Go through the data below and gather each line containing "frequency".

== Stored rows ==

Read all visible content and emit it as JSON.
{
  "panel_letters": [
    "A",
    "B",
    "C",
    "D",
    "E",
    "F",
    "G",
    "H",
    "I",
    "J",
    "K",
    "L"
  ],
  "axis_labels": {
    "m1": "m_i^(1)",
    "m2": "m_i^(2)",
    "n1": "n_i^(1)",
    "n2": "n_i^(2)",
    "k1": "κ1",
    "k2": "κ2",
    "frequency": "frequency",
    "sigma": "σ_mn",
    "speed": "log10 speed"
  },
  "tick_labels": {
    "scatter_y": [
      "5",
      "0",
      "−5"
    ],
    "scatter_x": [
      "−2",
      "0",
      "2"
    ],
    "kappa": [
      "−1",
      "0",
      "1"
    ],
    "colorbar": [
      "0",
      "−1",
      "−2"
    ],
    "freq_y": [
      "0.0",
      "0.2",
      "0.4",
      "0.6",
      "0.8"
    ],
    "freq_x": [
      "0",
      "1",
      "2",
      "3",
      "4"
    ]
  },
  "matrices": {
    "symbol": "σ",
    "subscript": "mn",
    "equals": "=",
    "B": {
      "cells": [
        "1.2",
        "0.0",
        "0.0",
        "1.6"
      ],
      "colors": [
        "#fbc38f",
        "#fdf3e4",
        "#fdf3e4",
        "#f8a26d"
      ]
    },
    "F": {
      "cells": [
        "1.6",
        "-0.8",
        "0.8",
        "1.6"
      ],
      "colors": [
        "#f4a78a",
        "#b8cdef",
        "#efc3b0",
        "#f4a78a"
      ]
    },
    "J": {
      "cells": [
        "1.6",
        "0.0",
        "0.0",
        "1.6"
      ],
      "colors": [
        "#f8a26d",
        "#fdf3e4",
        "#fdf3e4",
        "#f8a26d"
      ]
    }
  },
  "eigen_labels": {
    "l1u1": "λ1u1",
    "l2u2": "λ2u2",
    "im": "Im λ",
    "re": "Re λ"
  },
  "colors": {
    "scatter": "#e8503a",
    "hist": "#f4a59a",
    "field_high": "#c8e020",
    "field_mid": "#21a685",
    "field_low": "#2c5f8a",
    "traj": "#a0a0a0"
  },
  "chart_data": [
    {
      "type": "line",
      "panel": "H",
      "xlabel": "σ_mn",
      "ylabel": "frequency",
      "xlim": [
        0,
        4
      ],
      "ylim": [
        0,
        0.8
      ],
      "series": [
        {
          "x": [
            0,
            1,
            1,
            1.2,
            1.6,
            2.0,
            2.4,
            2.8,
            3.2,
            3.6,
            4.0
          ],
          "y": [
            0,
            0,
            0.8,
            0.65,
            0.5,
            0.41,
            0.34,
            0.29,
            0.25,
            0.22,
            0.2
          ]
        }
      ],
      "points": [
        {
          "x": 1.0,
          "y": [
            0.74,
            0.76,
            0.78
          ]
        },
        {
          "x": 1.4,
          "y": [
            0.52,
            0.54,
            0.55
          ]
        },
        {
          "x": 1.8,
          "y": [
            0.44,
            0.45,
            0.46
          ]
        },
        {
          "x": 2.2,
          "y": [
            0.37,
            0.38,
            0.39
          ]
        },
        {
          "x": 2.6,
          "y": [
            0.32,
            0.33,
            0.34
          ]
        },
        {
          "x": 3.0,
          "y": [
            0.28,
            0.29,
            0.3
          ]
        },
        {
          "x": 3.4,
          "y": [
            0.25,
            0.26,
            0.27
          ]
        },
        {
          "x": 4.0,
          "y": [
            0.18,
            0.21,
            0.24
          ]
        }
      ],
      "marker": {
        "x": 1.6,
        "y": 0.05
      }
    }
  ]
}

===

* The solution *
    "frequency": "frequency",
      "ylabel": "frequency",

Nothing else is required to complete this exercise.